346748ca6fae57c82810e5ae94166c7f5547b940
hiram
  Mon Dec 21 15:39:19 2020 -0800
read to continue with gene annotation refs #26584

diff --git src/hg/makeDb/doc/mm39/multiz35way.txt src/hg/makeDb/doc/mm39/multiz35way.txt
index 30abe82..f4656c4 100644
--- src/hg/makeDb/doc/mm39/multiz35way.txt
+++ src/hg/makeDb/doc/mm39/multiz35way.txt
@@ -83,118 +83,134 @@
 #       (eriEur2:0.221785,
 #       sorAra2:0.269562):0.056393):0.021227):0.023664,
 #      (loxAfr3:0.098929,
 #      echTel2:0.245936):0.056717):0.234728,
 #     monDom5:0.285786):0.181168,
 #    galGal6:0.509442):0.05,
 #   xenTro9:0.347944):0.211354,
 #  danRer11:1.201072):0.2,
 # petMar3:0.975747);
 
     # extract species list from that .nh file
     sed 's/[a-z][a-z]*_//g; s/:[0-9\.][0-9\.]*//g; s/;//; /^ *$/d' \
         mm39.35way.nh | xargs echo | sed 's/ //g; s/,/ /g' \
         | sed 's/[()]//g; s/,/ /g' | tr '[ ]' '[\n]' > species.list.txt
 
-    # construct db to name translation list:
+    # construct db to name sed translation list:
+
     cat species.list.txt | while read DB
 do
 hgsql -N -e "select name,organism from dbDb where name=\"${DB}\";" hgcentraltest
-done | sed -e "s/\t/->/; s/ /_/g;" | sed -e 's/$/;/' | sed -e 's/\./_/g' \
-    | sed -e "s#'#_x_#g;" > db.to.name.txt
+done | sed -e 's#^#s/#;' | sed -e "s#\t#/#; s/ /_/g;" | sed -e 's#$#/;#' | sed -e 's/\./_/g' \
+    | sed -e "s#'#_x_#g;" > db.to.name.sed
 
-# edited db.to.name.txt to change - to _ in some of the names.

=======

**PROBLEM DETAILS:** Restate the block of the commit diff that begins "# extract species list from that .nh file" as a numbered list of its steps, keeping the file names.

=======

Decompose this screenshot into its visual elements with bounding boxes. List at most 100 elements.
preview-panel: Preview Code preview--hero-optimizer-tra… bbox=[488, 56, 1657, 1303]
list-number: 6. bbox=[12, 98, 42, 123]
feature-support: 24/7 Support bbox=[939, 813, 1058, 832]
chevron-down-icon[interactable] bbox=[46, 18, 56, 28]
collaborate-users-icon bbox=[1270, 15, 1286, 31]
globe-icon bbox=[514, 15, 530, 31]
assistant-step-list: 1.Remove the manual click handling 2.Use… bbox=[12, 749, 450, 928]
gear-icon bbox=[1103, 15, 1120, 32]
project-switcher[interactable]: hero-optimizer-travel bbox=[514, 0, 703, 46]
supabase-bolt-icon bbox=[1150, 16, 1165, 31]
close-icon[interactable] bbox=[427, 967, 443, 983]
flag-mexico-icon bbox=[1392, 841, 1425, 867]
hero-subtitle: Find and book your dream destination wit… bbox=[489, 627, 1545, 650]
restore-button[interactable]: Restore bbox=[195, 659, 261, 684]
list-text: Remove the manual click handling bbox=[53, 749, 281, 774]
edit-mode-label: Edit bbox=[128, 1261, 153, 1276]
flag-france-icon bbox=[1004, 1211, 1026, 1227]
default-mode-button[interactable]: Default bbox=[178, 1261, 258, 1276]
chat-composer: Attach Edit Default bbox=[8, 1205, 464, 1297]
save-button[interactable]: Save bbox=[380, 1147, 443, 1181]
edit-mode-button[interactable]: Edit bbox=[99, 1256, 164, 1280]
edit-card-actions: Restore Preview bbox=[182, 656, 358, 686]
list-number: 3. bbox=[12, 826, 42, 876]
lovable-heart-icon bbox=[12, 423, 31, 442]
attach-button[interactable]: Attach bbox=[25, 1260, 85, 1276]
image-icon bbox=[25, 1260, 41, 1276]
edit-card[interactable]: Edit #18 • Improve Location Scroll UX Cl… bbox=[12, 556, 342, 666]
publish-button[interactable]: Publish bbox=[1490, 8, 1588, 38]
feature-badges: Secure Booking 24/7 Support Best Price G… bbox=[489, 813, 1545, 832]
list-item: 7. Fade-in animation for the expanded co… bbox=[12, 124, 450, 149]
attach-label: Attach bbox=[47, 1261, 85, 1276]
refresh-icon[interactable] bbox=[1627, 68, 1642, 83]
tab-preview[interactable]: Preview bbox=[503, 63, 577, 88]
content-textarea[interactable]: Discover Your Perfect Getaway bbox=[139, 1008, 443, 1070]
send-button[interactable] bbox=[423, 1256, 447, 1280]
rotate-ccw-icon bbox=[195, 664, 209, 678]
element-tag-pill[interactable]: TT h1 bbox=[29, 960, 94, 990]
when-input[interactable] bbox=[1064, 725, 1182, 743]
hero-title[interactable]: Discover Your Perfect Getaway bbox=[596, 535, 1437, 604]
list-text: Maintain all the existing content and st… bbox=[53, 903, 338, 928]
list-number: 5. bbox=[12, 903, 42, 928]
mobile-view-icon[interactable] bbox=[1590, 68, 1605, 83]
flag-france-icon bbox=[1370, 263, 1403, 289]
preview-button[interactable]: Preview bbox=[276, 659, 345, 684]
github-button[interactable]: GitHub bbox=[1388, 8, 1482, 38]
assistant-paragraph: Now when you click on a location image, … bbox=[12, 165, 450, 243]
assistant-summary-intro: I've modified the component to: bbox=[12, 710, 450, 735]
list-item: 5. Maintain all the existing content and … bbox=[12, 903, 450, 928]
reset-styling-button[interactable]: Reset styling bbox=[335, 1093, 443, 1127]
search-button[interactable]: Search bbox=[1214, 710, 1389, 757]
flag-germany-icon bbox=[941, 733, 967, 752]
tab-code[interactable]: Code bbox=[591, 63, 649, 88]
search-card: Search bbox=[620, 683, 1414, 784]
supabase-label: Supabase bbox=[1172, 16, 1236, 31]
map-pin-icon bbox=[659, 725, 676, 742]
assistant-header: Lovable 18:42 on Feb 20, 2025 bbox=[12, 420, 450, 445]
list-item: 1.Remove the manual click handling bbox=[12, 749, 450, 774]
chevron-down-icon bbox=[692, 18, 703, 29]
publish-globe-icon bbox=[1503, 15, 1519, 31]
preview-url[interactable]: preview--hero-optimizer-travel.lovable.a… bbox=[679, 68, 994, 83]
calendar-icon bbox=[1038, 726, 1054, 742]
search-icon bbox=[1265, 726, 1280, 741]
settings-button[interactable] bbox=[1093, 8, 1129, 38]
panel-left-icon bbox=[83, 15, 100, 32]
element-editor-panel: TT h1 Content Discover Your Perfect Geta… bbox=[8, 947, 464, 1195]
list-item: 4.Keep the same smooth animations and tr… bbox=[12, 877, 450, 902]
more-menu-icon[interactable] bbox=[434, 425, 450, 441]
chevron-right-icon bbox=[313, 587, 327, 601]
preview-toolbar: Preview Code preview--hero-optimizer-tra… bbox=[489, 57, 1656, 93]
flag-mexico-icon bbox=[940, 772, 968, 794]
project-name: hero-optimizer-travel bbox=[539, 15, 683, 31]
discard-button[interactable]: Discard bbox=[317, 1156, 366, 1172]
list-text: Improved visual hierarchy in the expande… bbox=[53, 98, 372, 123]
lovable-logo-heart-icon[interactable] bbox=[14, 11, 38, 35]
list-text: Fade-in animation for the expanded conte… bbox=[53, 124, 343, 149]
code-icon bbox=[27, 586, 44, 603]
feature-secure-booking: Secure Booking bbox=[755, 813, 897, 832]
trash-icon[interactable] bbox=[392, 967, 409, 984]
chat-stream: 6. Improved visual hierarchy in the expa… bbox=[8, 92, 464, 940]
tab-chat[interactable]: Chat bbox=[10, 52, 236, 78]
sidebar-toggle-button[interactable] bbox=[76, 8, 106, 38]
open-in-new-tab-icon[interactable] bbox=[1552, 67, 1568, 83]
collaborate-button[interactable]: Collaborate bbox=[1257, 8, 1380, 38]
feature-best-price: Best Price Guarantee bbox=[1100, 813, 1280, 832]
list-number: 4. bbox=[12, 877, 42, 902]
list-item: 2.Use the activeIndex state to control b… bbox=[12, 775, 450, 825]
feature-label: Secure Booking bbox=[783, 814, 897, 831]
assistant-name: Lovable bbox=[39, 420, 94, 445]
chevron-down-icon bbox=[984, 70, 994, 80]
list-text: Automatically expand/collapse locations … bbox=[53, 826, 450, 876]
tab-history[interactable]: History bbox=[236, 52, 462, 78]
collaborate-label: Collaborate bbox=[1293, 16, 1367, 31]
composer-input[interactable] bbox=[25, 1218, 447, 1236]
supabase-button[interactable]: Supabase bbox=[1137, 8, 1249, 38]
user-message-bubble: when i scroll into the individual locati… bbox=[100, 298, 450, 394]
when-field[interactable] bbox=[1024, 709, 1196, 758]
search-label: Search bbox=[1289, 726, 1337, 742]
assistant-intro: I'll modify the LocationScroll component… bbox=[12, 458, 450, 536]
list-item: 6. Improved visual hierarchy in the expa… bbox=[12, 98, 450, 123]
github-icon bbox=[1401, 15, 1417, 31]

=======

**YOUR RESPONSE:**
1. Read mm39.35way.nh and use sed to remove runs of lowercase letters ending in an underscore, numeric branch lengths after colons, the semicolon and blank lines.
2. Join the result onto one line with xargs echo, then delete spaces and turn commas into spaces.
3. Remove parentheses and turn any remaining commas into spaces.
4. Use tr to put each species on its own line, and write the list to species.list.txt.